■ **PROBLEM DETAILS**: Go through the listing and copy every line word for word.

Stored dataset items:
= = = = =

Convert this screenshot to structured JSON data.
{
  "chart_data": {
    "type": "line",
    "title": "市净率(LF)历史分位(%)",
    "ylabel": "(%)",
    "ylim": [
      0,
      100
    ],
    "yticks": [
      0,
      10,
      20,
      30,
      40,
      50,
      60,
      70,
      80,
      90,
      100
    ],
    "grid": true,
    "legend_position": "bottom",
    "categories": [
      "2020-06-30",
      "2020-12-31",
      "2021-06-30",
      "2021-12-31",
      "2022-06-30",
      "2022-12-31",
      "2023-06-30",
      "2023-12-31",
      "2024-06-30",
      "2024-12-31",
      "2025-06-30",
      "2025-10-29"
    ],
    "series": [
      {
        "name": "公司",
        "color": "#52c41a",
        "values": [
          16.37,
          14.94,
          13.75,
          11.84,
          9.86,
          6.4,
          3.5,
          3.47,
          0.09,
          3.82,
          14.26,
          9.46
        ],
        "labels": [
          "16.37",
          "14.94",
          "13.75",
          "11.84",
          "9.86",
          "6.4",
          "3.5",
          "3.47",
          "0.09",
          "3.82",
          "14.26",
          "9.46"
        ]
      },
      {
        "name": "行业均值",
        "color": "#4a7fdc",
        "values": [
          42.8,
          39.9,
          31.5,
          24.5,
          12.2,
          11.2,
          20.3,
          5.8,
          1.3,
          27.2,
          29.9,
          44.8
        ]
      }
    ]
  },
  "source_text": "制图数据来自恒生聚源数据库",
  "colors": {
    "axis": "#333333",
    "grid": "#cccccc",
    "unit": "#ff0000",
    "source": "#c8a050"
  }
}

= = = = =

■ **SOLUTION FOR THIS TASK**:
Convert this screenshot to structured JSON data.
{
  "chart_data": {
    "type": "line",
    "title": "市净率(LF)历史分位(%)",
    "ylabel": "(%)",
    "ylim": [
      0,
      100
    ],
    "yticks": [
      0,
      10,
      20,
      30,
      40,
      50,
      60,
      70,
      80,
      90,
      100
    ],
    "grid": true,
    "legend_position": "bottom",
    "categories": [
      "2020-06-30",
      "2020-12-31",
      "2021-06-30",
      "2021-12-31",
      "2022-06-30",
      "2022-12-31",
      "2023-06-30",
      "2023-12-31",
      "2024-06-30",
      "2024-12-31",
      "2025-06-30",
      "2025-10-29"
    ],
    "series": [
      {
        "name": "公司",
        "color": "#52c41a",
        "values": [
          16.37,
          14.94,
          13.75,
          11.84,
          9.86,
          6.4,
          3.5,
          3.47,
          0.09,
          3.82,
          14.26,
          9.46
        ],
        "labels": [
          "16.37",
          "14.94",
          "13.75",
          "11.84",
          "9.86",
          "6.4",
          "3.5",
          "3.47",
          "0.09",
          "3.82",
          "14.26",
          "9.46"
        ]
      },
      {
        "name": "行业均值",
        "color": "#4a7fdc",
        "values": [
          42.8,
          39.9,
          31.5,
          24.5,
          12.2,
          11.2,
          20.3,
          5.8,
          1.3,
          27.2,
          29.9,
          44.8
        ]
      }
    ]
  },
  "source_text": "制图数据来自恒生聚源数据库",
  "colors": {
    "axis": "#333333",
    "grid": "#cccccc",
    "unit": "#ff0000",
    "source": "#c8a050"
  }
}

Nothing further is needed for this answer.